Source records:
━━━

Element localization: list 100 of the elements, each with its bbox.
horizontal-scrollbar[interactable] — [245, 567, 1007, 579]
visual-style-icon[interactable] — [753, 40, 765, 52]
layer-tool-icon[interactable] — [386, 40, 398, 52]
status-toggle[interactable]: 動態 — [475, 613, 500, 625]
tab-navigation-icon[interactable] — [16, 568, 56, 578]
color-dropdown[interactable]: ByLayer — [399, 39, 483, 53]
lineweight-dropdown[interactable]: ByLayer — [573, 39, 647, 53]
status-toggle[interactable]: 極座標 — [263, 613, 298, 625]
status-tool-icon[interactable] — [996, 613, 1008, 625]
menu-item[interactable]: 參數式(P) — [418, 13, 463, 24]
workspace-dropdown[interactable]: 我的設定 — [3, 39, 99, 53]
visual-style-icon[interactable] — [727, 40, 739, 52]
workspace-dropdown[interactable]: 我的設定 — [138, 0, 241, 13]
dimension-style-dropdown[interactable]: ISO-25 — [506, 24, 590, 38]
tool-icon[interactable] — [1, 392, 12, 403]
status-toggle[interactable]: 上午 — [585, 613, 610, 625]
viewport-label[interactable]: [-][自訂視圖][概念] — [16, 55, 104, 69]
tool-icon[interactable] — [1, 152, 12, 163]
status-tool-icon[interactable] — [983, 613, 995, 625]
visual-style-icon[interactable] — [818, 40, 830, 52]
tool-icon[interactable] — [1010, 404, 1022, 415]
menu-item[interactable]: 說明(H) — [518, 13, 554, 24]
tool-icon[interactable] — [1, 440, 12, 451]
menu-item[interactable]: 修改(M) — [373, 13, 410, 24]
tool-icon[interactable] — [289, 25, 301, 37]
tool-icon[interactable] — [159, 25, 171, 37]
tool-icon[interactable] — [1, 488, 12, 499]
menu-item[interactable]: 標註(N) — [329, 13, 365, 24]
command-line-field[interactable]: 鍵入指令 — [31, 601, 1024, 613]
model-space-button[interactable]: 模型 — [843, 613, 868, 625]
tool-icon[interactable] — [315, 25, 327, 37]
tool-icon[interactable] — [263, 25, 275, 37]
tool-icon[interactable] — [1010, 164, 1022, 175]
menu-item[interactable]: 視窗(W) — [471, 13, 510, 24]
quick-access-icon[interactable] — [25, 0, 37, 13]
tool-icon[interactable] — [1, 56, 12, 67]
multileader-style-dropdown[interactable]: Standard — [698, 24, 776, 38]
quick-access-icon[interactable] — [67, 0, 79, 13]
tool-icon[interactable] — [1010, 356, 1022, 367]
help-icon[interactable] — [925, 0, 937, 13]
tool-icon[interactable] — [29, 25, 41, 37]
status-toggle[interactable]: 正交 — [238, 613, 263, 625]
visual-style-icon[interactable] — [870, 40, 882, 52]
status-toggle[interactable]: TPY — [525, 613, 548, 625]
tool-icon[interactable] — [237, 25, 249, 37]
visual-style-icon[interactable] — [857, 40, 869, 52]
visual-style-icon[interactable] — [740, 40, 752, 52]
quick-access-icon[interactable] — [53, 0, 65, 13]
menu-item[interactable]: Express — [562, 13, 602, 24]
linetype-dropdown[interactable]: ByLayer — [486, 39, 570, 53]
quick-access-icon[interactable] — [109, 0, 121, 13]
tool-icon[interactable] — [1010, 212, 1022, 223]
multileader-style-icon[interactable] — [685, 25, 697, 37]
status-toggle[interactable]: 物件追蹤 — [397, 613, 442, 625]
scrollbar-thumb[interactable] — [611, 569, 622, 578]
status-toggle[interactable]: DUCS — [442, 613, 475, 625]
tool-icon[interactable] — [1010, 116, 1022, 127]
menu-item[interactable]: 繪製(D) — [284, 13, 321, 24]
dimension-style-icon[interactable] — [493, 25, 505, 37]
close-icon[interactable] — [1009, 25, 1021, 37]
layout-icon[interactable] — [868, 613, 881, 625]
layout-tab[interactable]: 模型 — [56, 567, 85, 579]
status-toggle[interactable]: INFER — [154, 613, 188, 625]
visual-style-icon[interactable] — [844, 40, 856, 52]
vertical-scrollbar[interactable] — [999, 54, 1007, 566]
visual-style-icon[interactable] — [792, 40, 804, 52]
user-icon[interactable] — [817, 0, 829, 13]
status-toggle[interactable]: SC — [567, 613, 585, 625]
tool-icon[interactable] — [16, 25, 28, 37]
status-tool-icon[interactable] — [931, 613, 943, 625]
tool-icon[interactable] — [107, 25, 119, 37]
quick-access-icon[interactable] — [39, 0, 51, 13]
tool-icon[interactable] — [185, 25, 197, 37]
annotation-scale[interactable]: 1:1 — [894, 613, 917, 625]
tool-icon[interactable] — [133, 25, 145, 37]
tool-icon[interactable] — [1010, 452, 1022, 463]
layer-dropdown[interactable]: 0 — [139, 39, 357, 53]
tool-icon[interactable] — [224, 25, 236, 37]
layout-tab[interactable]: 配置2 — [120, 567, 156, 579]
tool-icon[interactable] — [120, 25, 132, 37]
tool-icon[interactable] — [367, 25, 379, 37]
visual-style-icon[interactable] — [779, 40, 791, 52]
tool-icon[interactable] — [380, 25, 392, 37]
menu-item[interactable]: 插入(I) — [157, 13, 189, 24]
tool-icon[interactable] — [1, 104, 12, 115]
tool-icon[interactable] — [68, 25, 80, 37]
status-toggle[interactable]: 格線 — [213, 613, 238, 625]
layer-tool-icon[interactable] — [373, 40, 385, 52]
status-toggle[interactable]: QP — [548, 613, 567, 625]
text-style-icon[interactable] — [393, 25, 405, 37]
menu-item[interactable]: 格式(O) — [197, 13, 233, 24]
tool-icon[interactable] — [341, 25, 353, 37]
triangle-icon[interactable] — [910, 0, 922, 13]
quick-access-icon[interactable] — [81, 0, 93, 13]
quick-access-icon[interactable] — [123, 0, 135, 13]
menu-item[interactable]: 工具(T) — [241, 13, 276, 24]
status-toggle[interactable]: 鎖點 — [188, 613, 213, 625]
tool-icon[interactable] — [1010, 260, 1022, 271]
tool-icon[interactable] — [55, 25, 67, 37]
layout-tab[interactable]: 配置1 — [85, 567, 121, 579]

━━━

Your instructions:
Repeat all of the data above word for word, leaving every line unchanged.

Output of the task:
Element localization: list 100 of the elements, each with its bbox.
horizontal-scrollbar[interactable] — [245, 567, 1007, 579]
visual-style-icon[interactable] — [753, 40, 765, 52]
layer-tool-icon[interactable] — [386, 40, 398, 52]
status-toggle[interactable]: 動態 — [475, 613, 500, 625]
tab-navigation-icon[interactable] — [16, 568, 56, 578]
color-dropdown[interactable]: ByLayer — [399, 39, 483, 53]
lineweight-dropdown[interactable]: ByLayer — [573, 39, 647, 53]
status-toggle[interactable]: 極座標 — [263, 613, 298, 625]
status-tool-icon[interactable] — [996, 613, 1008, 625]
menu-item[interactable]: 參數式(P) — [418, 13, 463, 24]
workspace-dropdown[interactable]: 我的設定 — [3, 39, 99, 53]
visual-style-icon[interactable] — [727, 40, 739, 52]
workspace-dropdown[interactable]: 我的設定 — [138, 0, 241, 13]
dimension-style-dropdown[interactable]: ISO-25 — [506, 24, 590, 38]
tool-icon[interactable] — [1, 392, 12, 403]
status-toggle[interactable]: 上午 — [585, 613, 610, 625]
viewport-label[interactable]: [-][自訂視圖][概念] — [16, 55, 104, 69]
tool-icon[interactable] — [1, 152, 12, 163]
status-tool-icon[interactable] — [983, 613, 995, 625]
visual-style-icon[interactable] — [818, 40, 830, 52]
tool-icon[interactable] — [1010, 404, 1022, 415]
menu-item[interactable]: 說明(H) — [518, 13, 554, 24]
tool-icon[interactable] — [1, 440, 12, 451]
menu-item[interactable]: 修改(M) — [373, 13, 410, 24]
tool-icon[interactable] — [289, 25, 301, 37]
tool-icon[interactable] — [159, 25, 171, 37]
tool-icon[interactable] — [1, 488, 12, 499]
menu-item[interactable]: 標註(N) — [329, 13, 365, 24]
command-line-field[interactable]: 鍵入指令 — [31, 601, 1024, 613]
model-space-button[interactable]: 模型 — [843, 613, 868, 625]
tool-icon[interactable] — [315, 25, 327, 37]
tool-icon[interactable] — [263, 25, 275, 37]
tool-icon[interactable] — [1010, 164, 1022, 175]
menu-item[interactable]: 視窗(W) — [471, 13, 510, 24]
quick-access-icon[interactable] — [25, 0, 37, 13]
tool-icon[interactable] — [1, 56, 12, 67]
multileader-style-dropdown[interactable]: Standard — [698, 24, 776, 38]
quick-access-icon[interactable] — [67, 0, 79, 13]
tool-icon[interactable] — [1010, 356, 1022, 367]
help-icon[interactable] — [925, 0, 937, 13]
tool-icon[interactable] — [29, 25, 41, 37]
status-toggle[interactable]: 正交 — [238, 613, 263, 625]
visual-style-icon[interactable] — [870, 40, 882, 52]
status-toggle[interactable]: TPY — [525, 613, 548, 625]
tool-icon[interactable] — [237, 25, 249, 37]
visual-style-icon[interactable] — [857, 40, 869, 52]
visual-style-icon[interactable] — [740, 40, 752, 52]
quick-access-icon[interactable] — [53, 0, 65, 13]
menu-item[interactable]: Express — [562, 13, 602, 24]
linetype-dropdown[interactable]: ByLayer — [486, 39, 570, 53]
quick-access-icon[interactable] — [109, 0, 121, 13]
tool-icon[interactable] — [1010, 212, 1022, 223]
multileader-style-icon[interactable] — [685, 25, 697, 37]
status-toggle[interactable]: 物件追蹤 — [397, 613, 442, 625]
scrollbar-thumb[interactable] — [611, 569, 622, 578]
status-toggle[interactable]: DUCS — [442, 613, 475, 625]
tool-icon[interactable] — [1010, 116, 1022, 127]
menu-item[interactable]: 繪製(D) — [284, 13, 321, 24]
dimension-style-icon[interactable] — [493, 25, 505, 37]
close-icon[interactable] — [1009, 25, 1021, 37]
layout-icon[interactable] — [868, 613, 881, 625]
layout-tab[interactable]: 模型 — [56, 567, 85, 579]
status-toggle[interactable]: INFER — [154, 613, 188, 625]
visual-style-icon[interactable] — [844, 40, 856, 52]
vertical-scrollbar[interactable] — [999, 54, 1007, 566]
visual-style-icon[interactable] — [792, 40, 804, 52]
user-icon[interactable] — [817, 0, 829, 13]
status-toggle[interactable]: SC — [567, 613, 585, 625]
tool-icon[interactable] — [16, 25, 28, 37]
status-tool-icon[interactable] — [931, 613, 943, 625]
tool-icon[interactable] — [107, 25, 119, 37]
quick-access-icon[interactable] — [39, 0, 51, 13]
tool-icon[interactable] — [185, 25, 197, 37]
annotation-scale[interactable]: 1:1 — [894, 613, 917, 625]
tool-icon[interactable] — [133, 25, 145, 37]
tool-icon[interactable] — [1010, 452, 1022, 463]
layer-dropdown[interactable]: 0 — [139, 39, 357, 53]
tool-icon[interactable] — [224, 25, 236, 37]
layout-tab[interactable]: 配置2 — [120, 567, 156, 579]
tool-icon[interactable] — [120, 25, 132, 37]
tool-icon[interactable] — [367, 25, 379, 37]
visual-style-icon[interactable] — [779, 40, 791, 52]
tool-icon[interactable] — [380, 25, 392, 37]
menu-item[interactable]: 插入(I) — [157, 13, 189, 24]
tool-icon[interactable] — [1, 104, 12, 115]
tool-icon[interactable] — [68, 25, 80, 37]
status-toggle[interactable]: 格線 — [213, 613, 238, 625]
layer-tool-icon[interactable] — [373, 40, 385, 52]
status-toggle[interactable]: QP — [548, 613, 567, 625]
text-style-icon[interactable] — [393, 25, 405, 37]
menu-item[interactable]: 格式(O) — [197, 13, 233, 24]
tool-icon[interactable] — [341, 25, 353, 37]
triangle-icon[interactable] — [910, 0, 922, 13]
quick-access-icon[interactable] — [81, 0, 93, 13]
quick-access-icon[interactable] — [123, 0, 135, 13]
menu-item[interactable]: 工具(T) — [241, 13, 276, 24]
status-toggle[interactable]: 鎖點 — [188, 613, 213, 625]
tool-icon[interactable] — [1010, 260, 1022, 271]
tool-icon[interactable] — [55, 25, 67, 37]
layout-tab[interactable]: 配置1 — [85, 567, 121, 579]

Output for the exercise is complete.